### Aim of the exercise
Read the lines that follow and pick out every one containing the word "flow".
%%
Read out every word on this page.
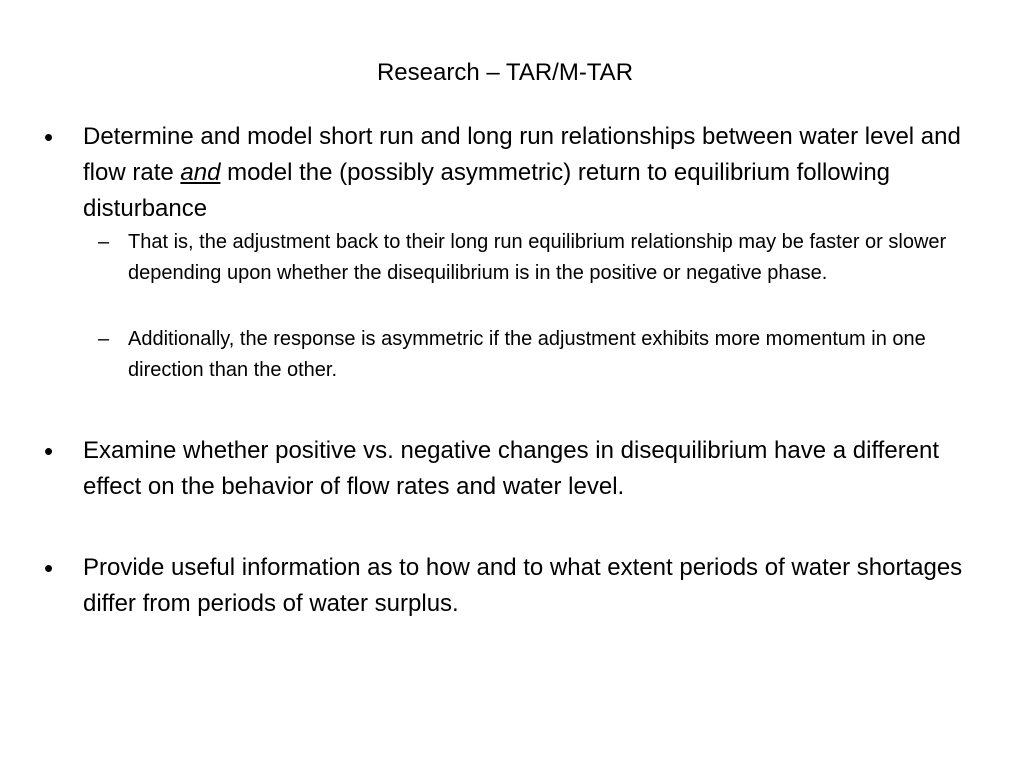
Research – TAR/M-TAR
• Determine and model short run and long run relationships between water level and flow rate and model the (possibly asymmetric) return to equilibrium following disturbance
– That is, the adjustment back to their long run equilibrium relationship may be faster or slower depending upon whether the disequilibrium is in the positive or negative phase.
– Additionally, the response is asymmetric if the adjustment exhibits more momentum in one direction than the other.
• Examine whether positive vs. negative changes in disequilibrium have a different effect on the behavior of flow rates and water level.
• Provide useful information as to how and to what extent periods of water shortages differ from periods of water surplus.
%%
### Complete answer
• Determine and model short run and long run relationships between water level and flow rate and model the (possibly asymmetric) return to equilibrium following disturbance
• Examine whether positive vs. negative changes in disequilibrium have a different effect on the behavior of flow rates and water level.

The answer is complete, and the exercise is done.